[Begin DATA FOR THE TASK]

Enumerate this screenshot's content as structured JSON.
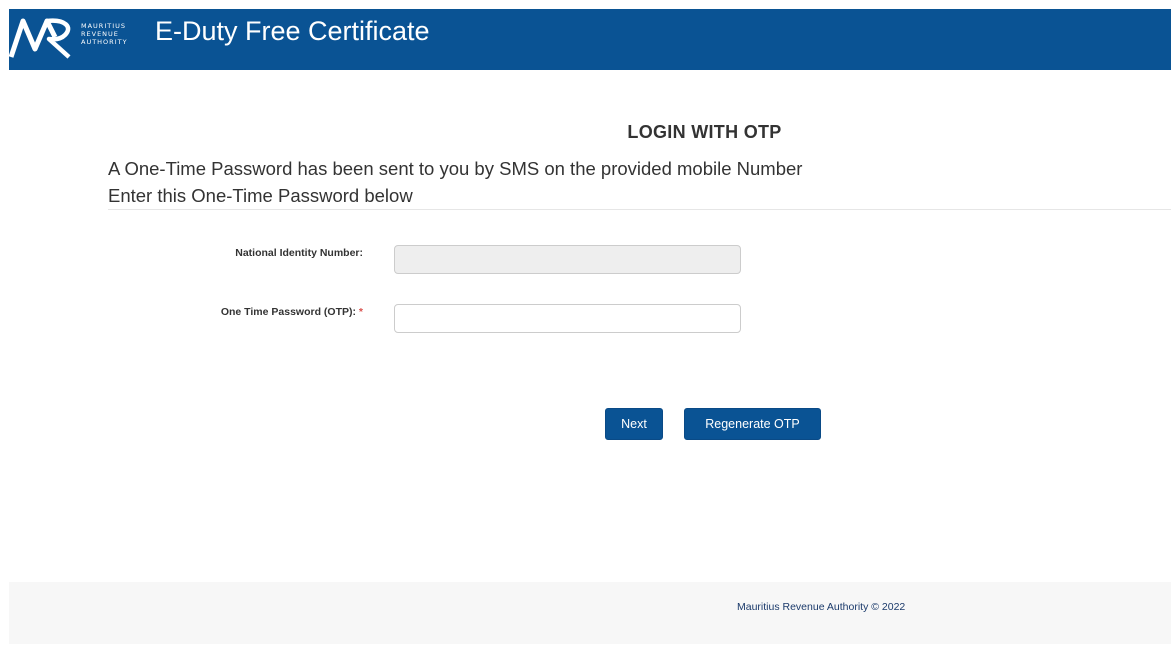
{
  "header": {
    "logo_lines": [
      "MAURITIUS",
      "REVENUE",
      "AUTHORITY"
    ],
    "app_title": "E-Duty Free Certificate"
  },
  "main": {
    "heading": "LOGIN WITH OTP",
    "message_line1": "A One-Time Password has been sent to you by SMS on the provided mobile Number",
    "message_line2": "Enter this One-Time Password below",
    "fields": {
      "nin": {
        "label": "National Identity Number:",
        "value": "",
        "disabled": true
      },
      "otp": {
        "label": "One Time Password (OTP):",
        "required_marker": "*",
        "value": ""
      }
    },
    "buttons": {
      "next": "Next",
      "regenerate": "Regenerate OTP"
    }
  },
  "footer": {
    "text": "Mauritius Revenue Authority © 2022"
  },
  "colors": {
    "brand": "#0a5394",
    "required": "#d9534f"
  }
}
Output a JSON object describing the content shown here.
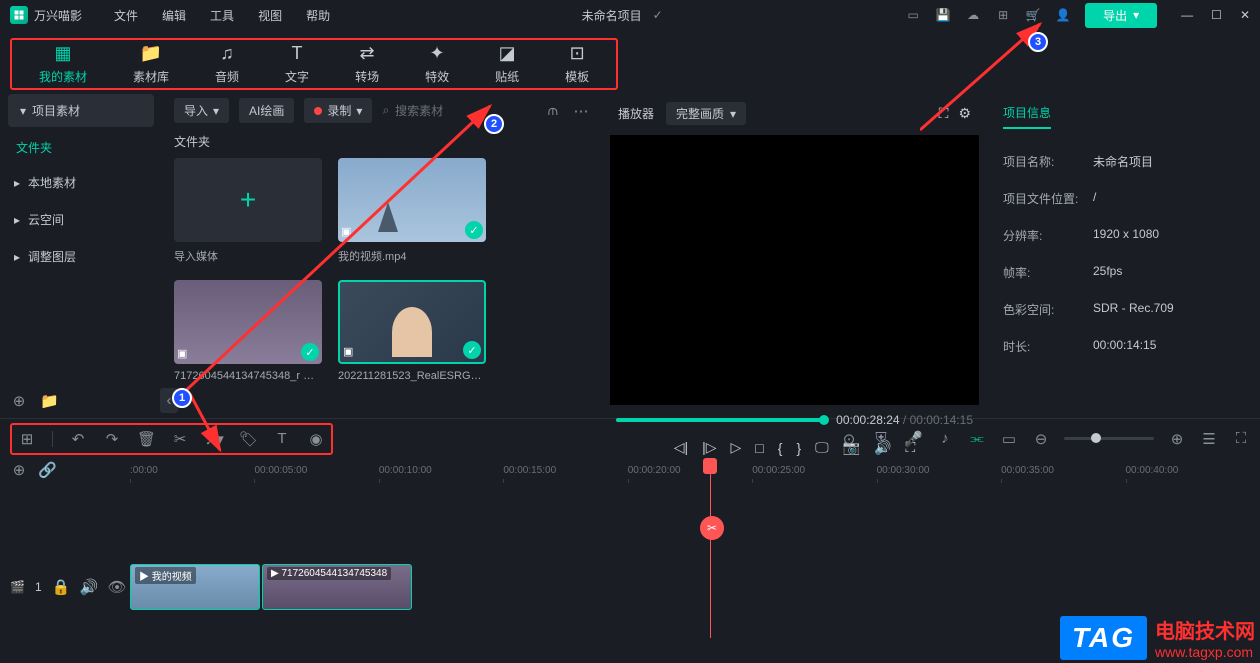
{
  "app": {
    "name": "万兴喵影",
    "project_title": "未命名项目"
  },
  "menubar": [
    "文件",
    "编辑",
    "工具",
    "视图",
    "帮助"
  ],
  "export_label": "导出",
  "tabs": [
    {
      "label": "我的素材"
    },
    {
      "label": "素材库"
    },
    {
      "label": "音频"
    },
    {
      "label": "文字"
    },
    {
      "label": "转场"
    },
    {
      "label": "特效"
    },
    {
      "label": "贴纸"
    },
    {
      "label": "模板"
    }
  ],
  "sidebar": {
    "header": "项目素材",
    "file_label": "文件夹",
    "items": [
      "本地素材",
      "云空间",
      "调整图层"
    ]
  },
  "media": {
    "import_label": "导入",
    "ai_label": "AI绘画",
    "record_label": "录制",
    "search_placeholder": "搜索素材",
    "folder_label": "文件夹",
    "items": [
      {
        "label": "导入媒体"
      },
      {
        "label": "我的视频.mp4"
      },
      {
        "label": "7172604544134745348_r …"
      },
      {
        "label": "202211281523_RealESRG…"
      }
    ]
  },
  "player": {
    "title": "播放器",
    "quality": "完整画质",
    "current_time": "00:00:28:24",
    "duration": "00:00:14:15"
  },
  "info": {
    "tab_label": "项目信息",
    "rows": [
      {
        "label": "项目名称:",
        "value": "未命名项目"
      },
      {
        "label": "项目文件位置:",
        "value": "/"
      },
      {
        "label": "分辨率:",
        "value": "1920 x 1080"
      },
      {
        "label": "帧率:",
        "value": "25fps"
      },
      {
        "label": "色彩空间:",
        "value": "SDR - Rec.709"
      },
      {
        "label": "时长:",
        "value": "00:00:14:15"
      }
    ]
  },
  "timeline": {
    "ticks": [
      ":00:00",
      "00:00:05:00",
      "00:00:10:00",
      "00:00:15:00",
      "00:00:20:00",
      "00:00:25:00",
      "00:00:30:00",
      "00:00:35:00",
      "00:00:40:00"
    ],
    "track_num": "1",
    "clips": [
      {
        "label": "我的视频"
      },
      {
        "label": "7172604544134745348"
      }
    ]
  },
  "watermark": {
    "tag": "TAG",
    "text": "电脑技术网",
    "url": "www.tagxp.com"
  }
}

[End DATA FOR THE TASK]

* GOAL OF THE EXERCISE:
Using the listing, collect all lines in which the string "content" is found.

* FINISHED ANSWER:
Enumerate this screenshot's content as structured JSON.
Output a JSON object describing the content shown here.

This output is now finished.